OBJECTIVE:
From the entries that follow, list every line in which the string "ocupación" appears.

TASK INPUT:
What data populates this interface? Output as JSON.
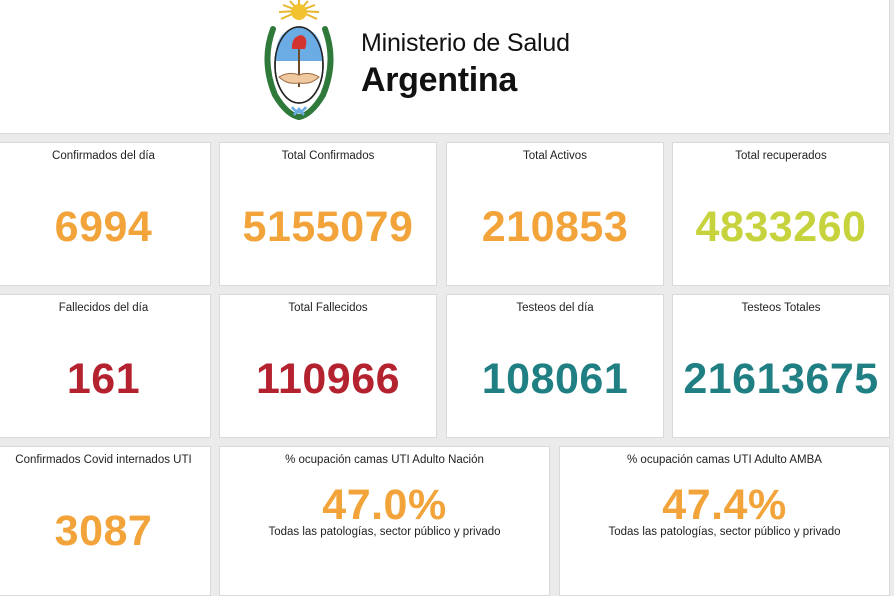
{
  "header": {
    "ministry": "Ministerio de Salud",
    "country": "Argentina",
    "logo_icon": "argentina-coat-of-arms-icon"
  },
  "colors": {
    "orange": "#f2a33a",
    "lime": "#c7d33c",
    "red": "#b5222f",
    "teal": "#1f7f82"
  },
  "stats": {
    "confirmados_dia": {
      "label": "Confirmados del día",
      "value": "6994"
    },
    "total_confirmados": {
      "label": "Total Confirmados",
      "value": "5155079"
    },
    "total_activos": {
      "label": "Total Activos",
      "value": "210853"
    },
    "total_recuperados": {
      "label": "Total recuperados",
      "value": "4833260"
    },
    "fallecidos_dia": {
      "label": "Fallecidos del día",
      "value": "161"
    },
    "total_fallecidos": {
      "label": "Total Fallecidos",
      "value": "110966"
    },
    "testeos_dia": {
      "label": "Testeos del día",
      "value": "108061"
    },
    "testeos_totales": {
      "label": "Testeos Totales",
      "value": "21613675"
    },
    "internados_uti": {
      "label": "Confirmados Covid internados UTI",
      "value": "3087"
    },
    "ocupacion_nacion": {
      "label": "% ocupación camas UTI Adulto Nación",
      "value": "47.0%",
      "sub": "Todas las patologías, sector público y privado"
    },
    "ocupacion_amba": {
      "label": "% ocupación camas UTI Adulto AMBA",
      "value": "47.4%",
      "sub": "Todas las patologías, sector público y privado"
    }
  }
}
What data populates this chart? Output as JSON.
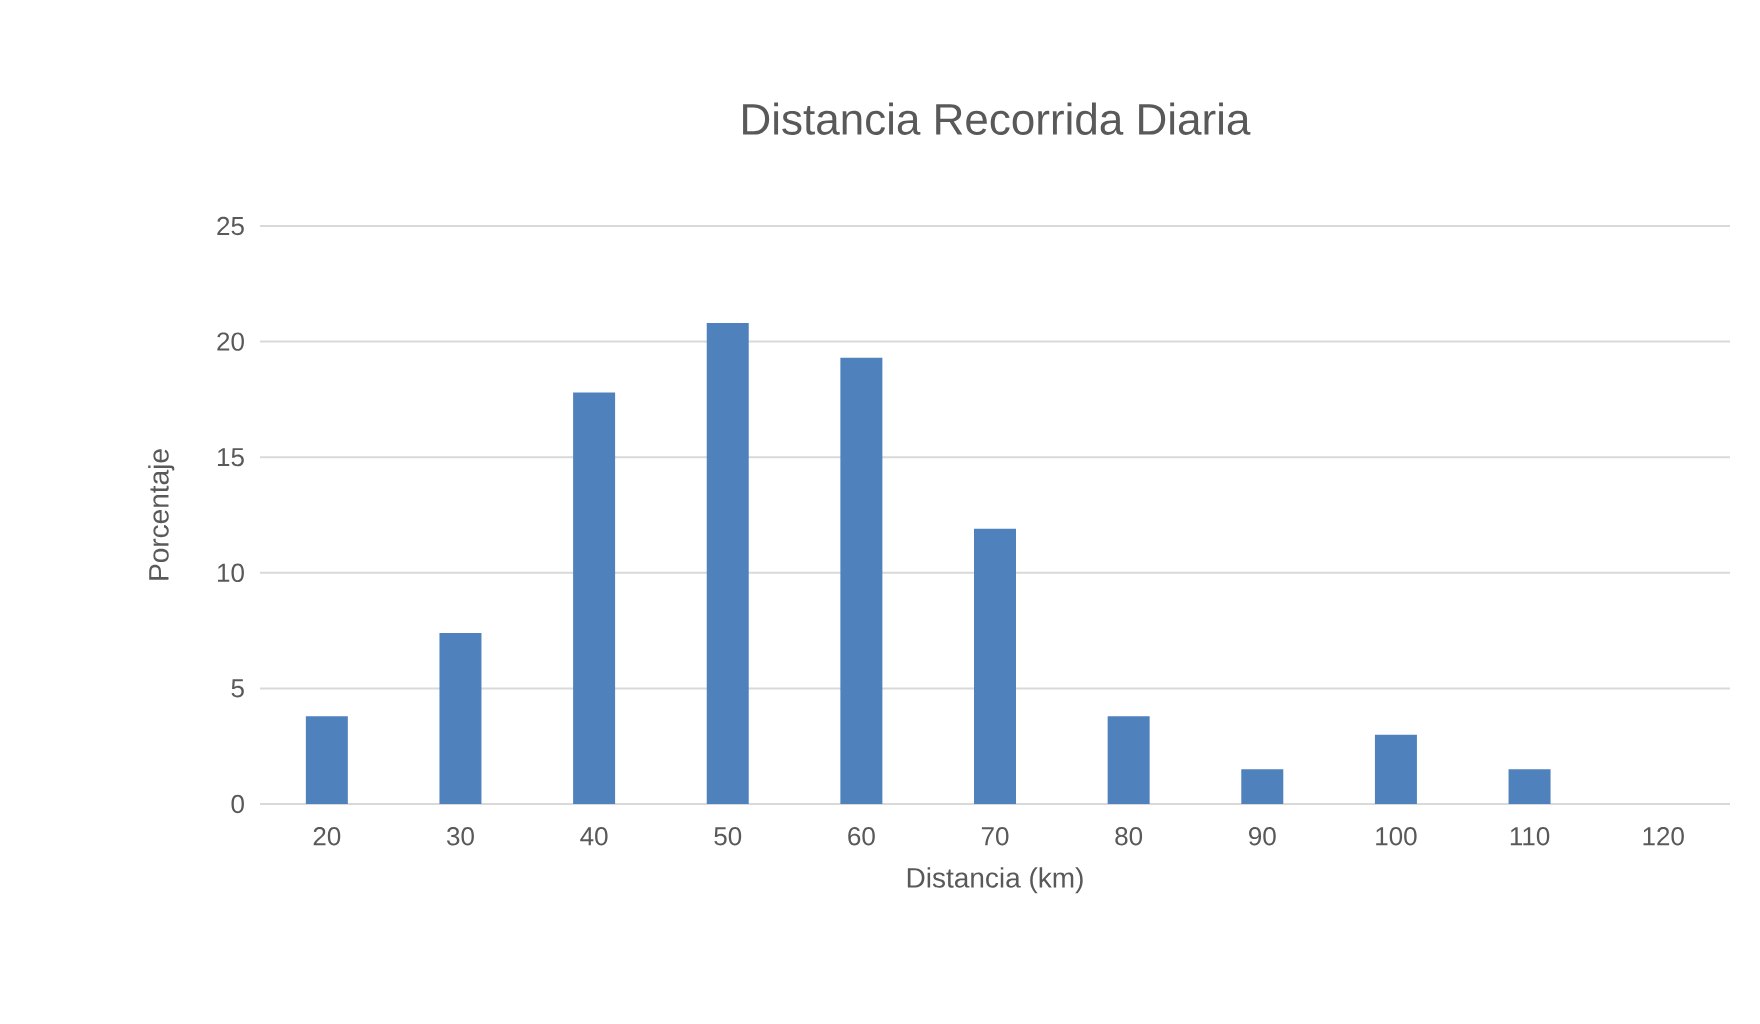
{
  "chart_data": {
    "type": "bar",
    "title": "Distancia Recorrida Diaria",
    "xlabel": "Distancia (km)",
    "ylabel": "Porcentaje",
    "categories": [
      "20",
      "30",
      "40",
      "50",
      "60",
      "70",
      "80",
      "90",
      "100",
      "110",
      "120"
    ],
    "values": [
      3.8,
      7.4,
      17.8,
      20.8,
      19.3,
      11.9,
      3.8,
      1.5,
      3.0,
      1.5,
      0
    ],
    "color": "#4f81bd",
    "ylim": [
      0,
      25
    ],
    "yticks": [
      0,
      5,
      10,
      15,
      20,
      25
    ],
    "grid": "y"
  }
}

ANSWER BELOW:
      "label": "% ocupación camas UTI Adulto Nación",
      "label": "% ocupación camas UTI Adulto AMBA",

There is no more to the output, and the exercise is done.